* [EXERCISE GOAL] Copy all lines in which the word "document" can be found.

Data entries
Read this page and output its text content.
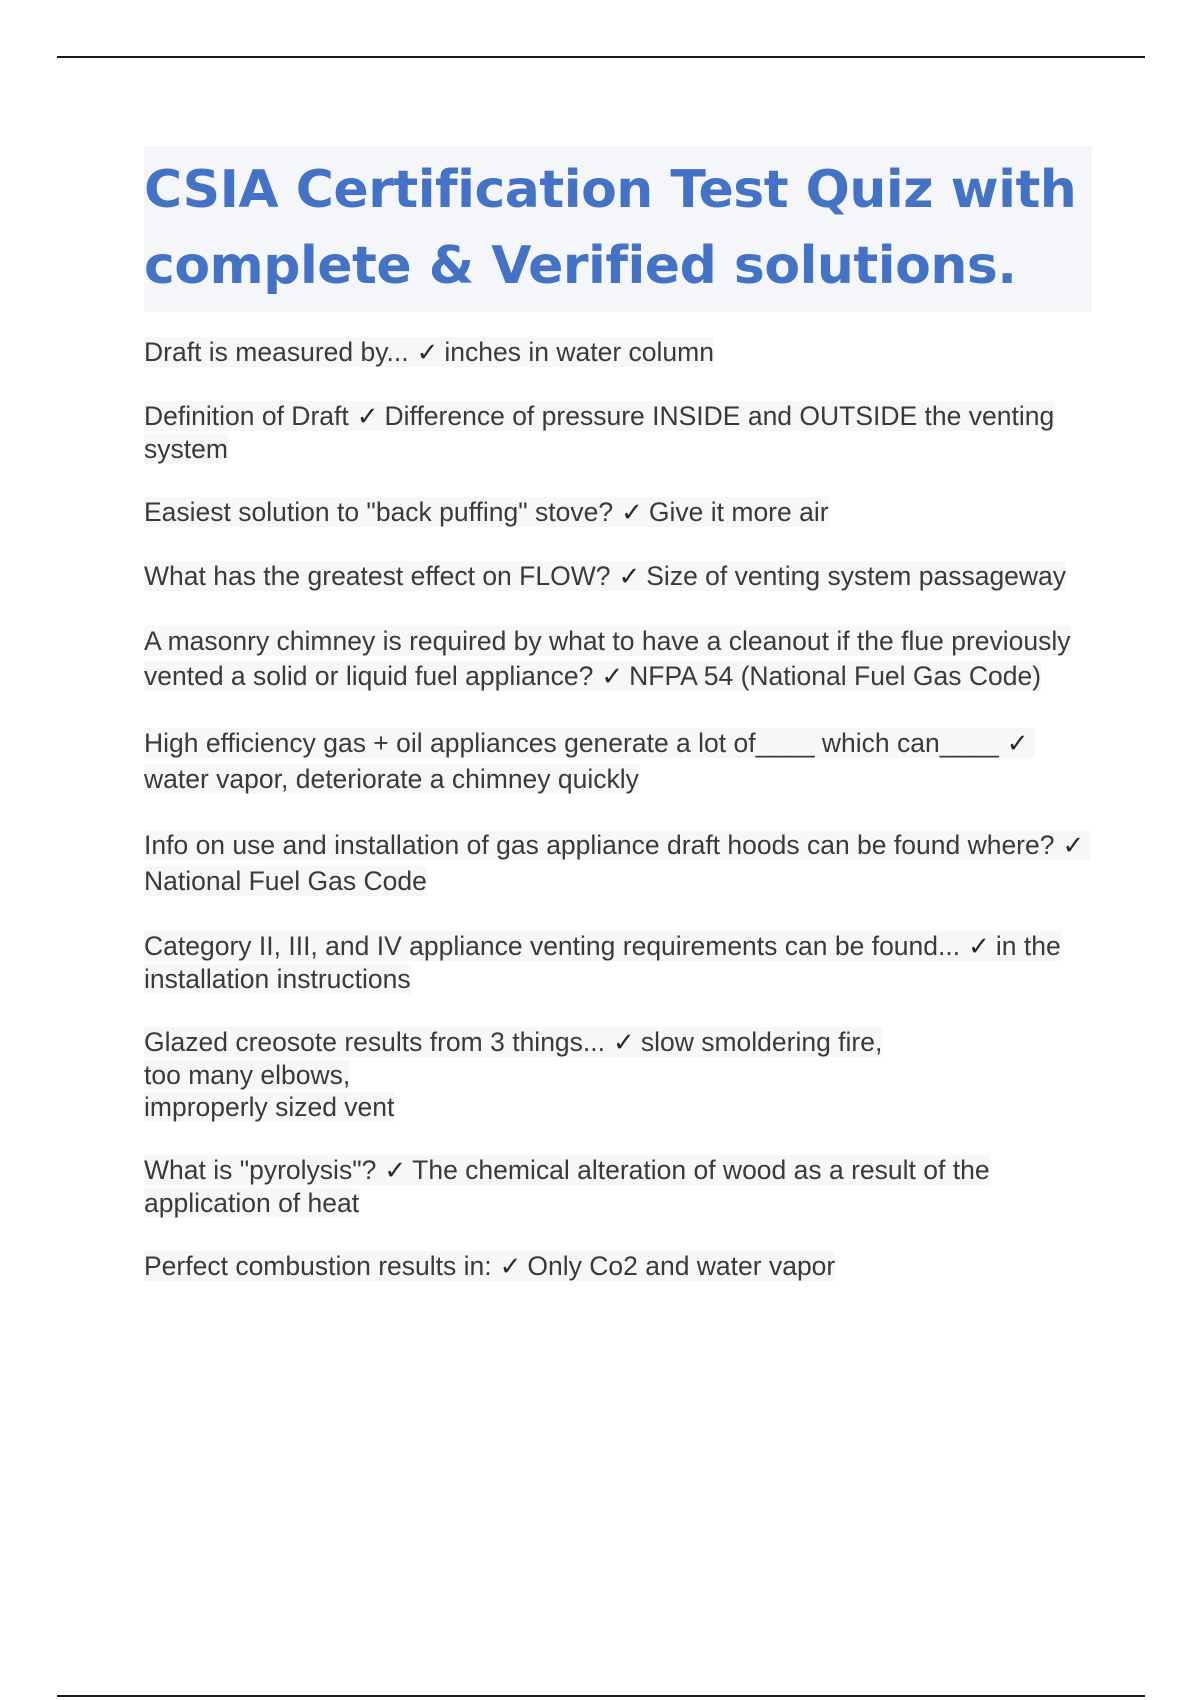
CSIA Certification Test Quiz with complete & Verified solutions.
Draft is measured by... ✓ inches in water column
Definition of Draft ✓ Difference of pressure INSIDE and OUTSIDE the venting system
Easiest solution to "back puffing" stove? ✓ Give it more air
What has the greatest effect on FLOW? ✓ Size of venting system passageway
A masonry chimney is required by what to have a cleanout if the flue previously vented a solid or liquid fuel appliance? ✓ NFPA 54 (National Fuel Gas Code)
High efficiency gas + oil appliances generate a lot of____ which can____ ✓water vapor, deteriorate a chimney quickly
Info on use and installation of gas appliance draft hoods can be found where? ✓National Fuel Gas Code
Category II, III, and IV appliance venting requirements can be found... ✓ in the installation instructions
Glazed creosote results from 3 things... ✓ slow smoldering fire,
too many elbows,
improperly sized vent
What is "pyrolysis"? ✓ The chemical alteration of wood as a result of the application of heat
Perfect combustion results in: ✓ Only Co2 and water vapor
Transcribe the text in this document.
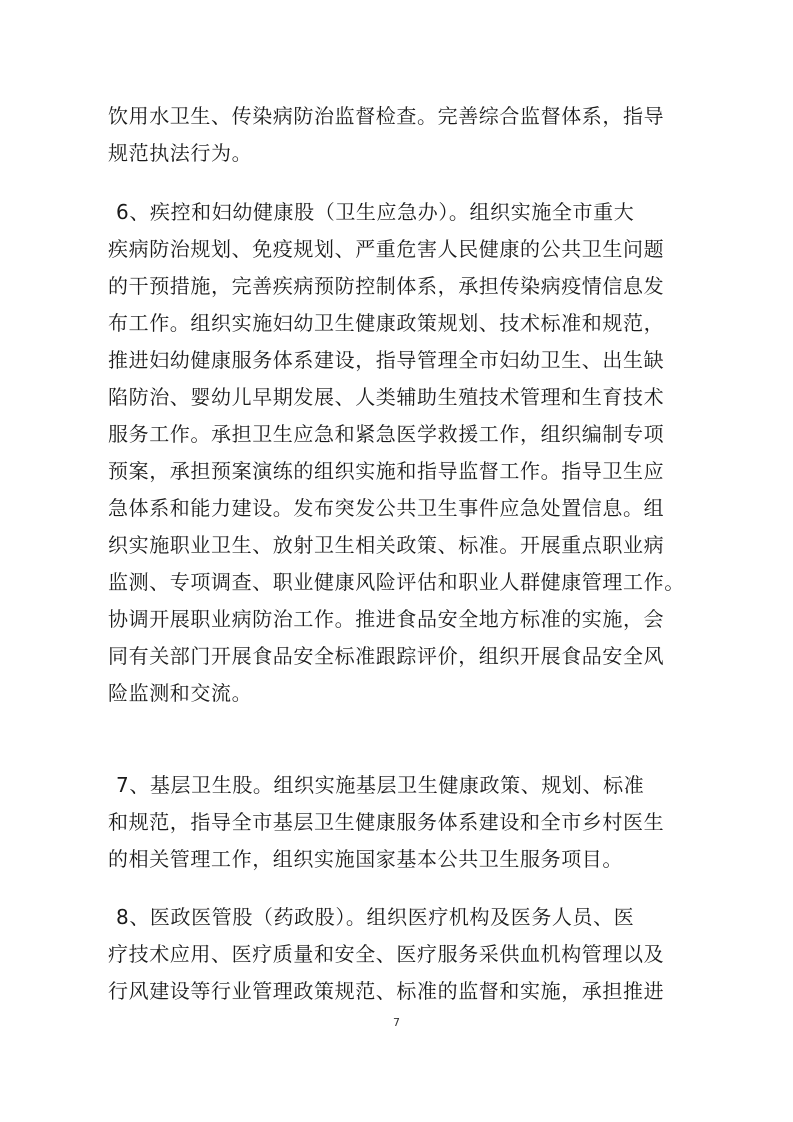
饮用水卫生、传染病防治监督检查。完善综合监督体系，指导
规范执法行为。

6、疾控和妇幼健康股（卫生应急办）。组织实施全市重大
疾病防治规划、免疫规划、严重危害人民健康的公共卫生问题
的干预措施，完善疾病预防控制体系，承担传染病疫情信息发
布工作。组织实施妇幼卫生健康政策规划、技术标准和规范，
推进妇幼健康服务体系建设，指导管理全市妇幼卫生、出生缺
陷防治、婴幼儿早期发展、人类辅助生殖技术管理和生育技术
服务工作。承担卫生应急和紧急医学救援工作，组织编制专项
预案，承担预案演练的组织实施和指导监督工作。指导卫生应
急体系和能力建设。发布突发公共卫生事件应急处置信息。组
织实施职业卫生、放射卫生相关政策、标准。开展重点职业病
监测、专项调查、职业健康风险评估和职业人群健康管理工作。
协调开展职业病防治工作。推进食品安全地方标准的实施，会
同有关部门开展食品安全标准跟踪评价，组织开展食品安全风
险监测和交流。

7、基层卫生股。组织实施基层卫生健康政策、规划、标准
和规范，指导全市基层卫生健康服务体系建设和全市乡村医生
的相关管理工作，组织实施国家基本公共卫生服务项目。

8、医政医管股（药政股）。组织医疗机构及医务人员、医
疗技术应用、医疗质量和安全、医疗服务采供血机构管理以及
行风建设等行业管理政策规范、标准的监督和实施，承担推进

7
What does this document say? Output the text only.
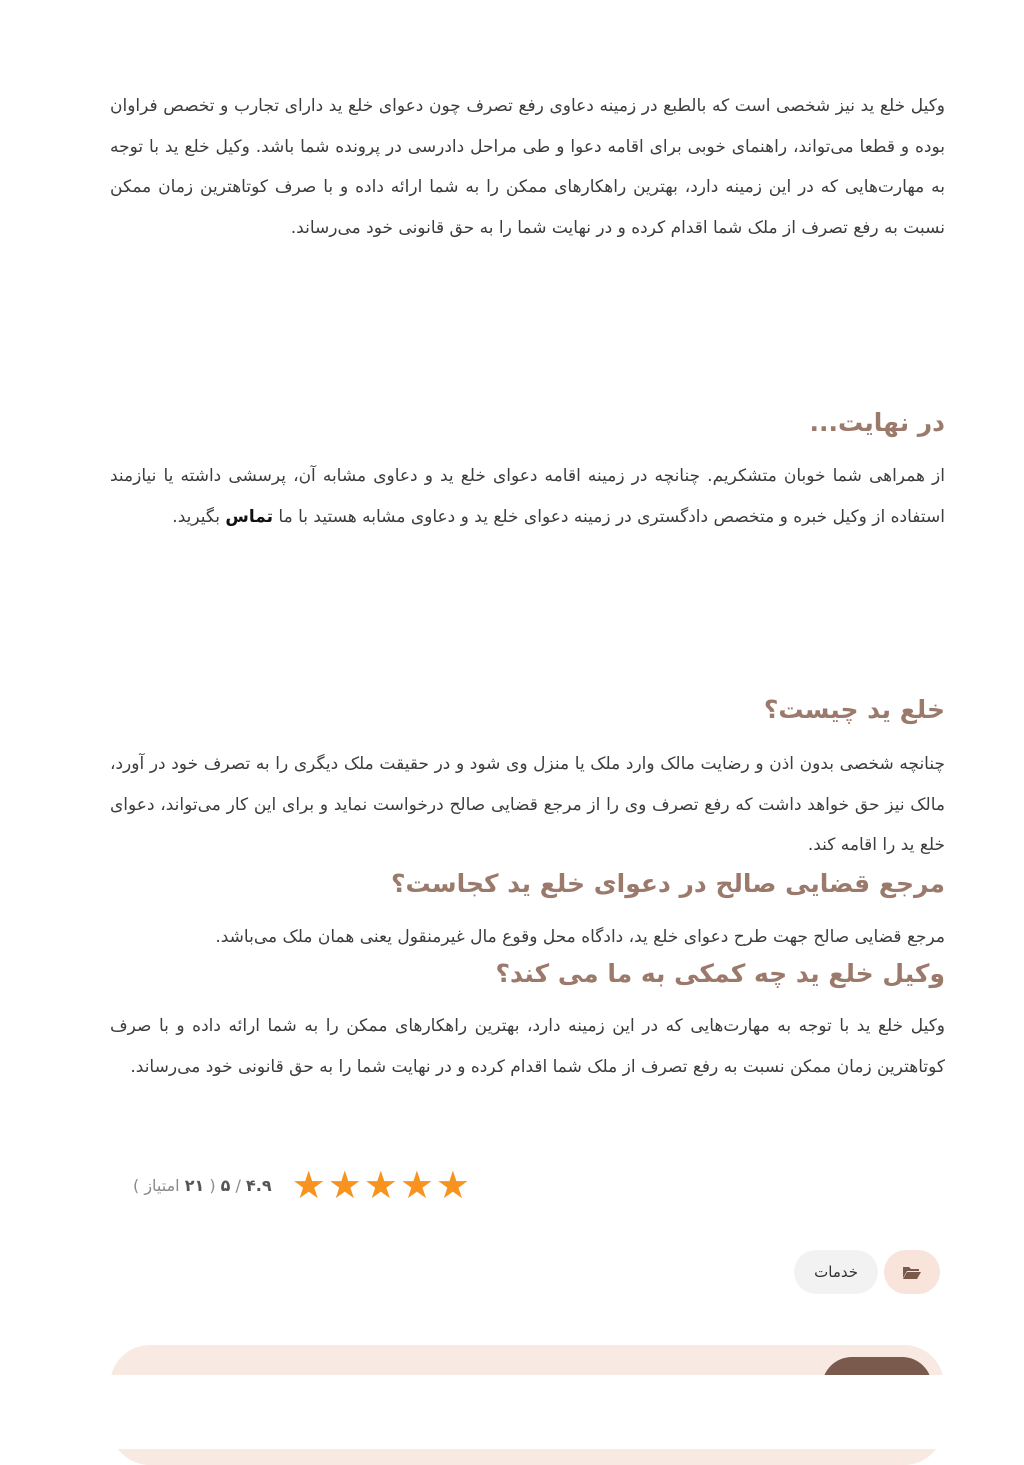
وکیل خلع ید نیز شخصی است که بالطبع در زمینه دعاوی رفع تصرف چون دعوای خلع ید دارای تجارب و تخصص فراوان بوده و قطعا می‌تواند، راهنمای خوبی برای اقامه دعوا و طی مراحل دادرسی در پرونده شما باشد. وکیل خلع ید با توجه به مهارت‌هایی که در این زمینه دارد، بهترین راهکارهای ممکن را به شما ارائه داده و با صرف کوتاهترین زمان ممکن نسبت به رفع تصرف از ملک شما اقدام کرده و در نهایت شما را به حق قانونی خود می‌رساند.

در نهایت...

از همراهی شما خوبان متشکریم. چنانچه در زمینه اقامه دعوای خلع ید و دعاوی مشابه آن، پرسشی داشته یا نیازمند استفاده از وکیل خبره و متخصص دادگستری در زمینه دعوای خلع ید و دعاوی مشابه هستید با ما تماس بگیرید.

خلع ید چیست؟

چنانچه شخصی بدون اذن و رضایت مالک وارد ملک یا منزل وی شود و در حقیقت ملک دیگری را به تصرف خود در آورد، مالک نیز حق خواهد داشت که رفع تصرف وی را از مرجع قضایی صالح درخواست نماید و برای این کار می‌تواند، دعوای خلع ید را اقامه کند.

مرجع قضایی صالح در دعوای خلع ید کجاست؟

مرجع قضایی صالح جهت طرح دعوای خلع ید، دادگاه محل وقوع مال غیرمنقول یعنی همان ملک می‌باشد.

وکیل خلع ید چه کمکی به ما می کند؟

وکیل خلع ید با توجه به مهارت‌هایی که در این زمینه دارد، بهترین راهکارهای ممکن را به شما ارائه داده و با صرف کوتاهترین زمان ممکن نسبت به رفع تصرف از ملک شما اقدام کرده و در نهایت شما را به حق قانونی خود می‌رساند.

★ ★ ★ ★ ★
۴.۹ / ۵ ( ۲۱ امتیاز )
خدمات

* [RESPONSE TO THE TASK]
Transcribe the text in this document.
What does this document say? Output the text only.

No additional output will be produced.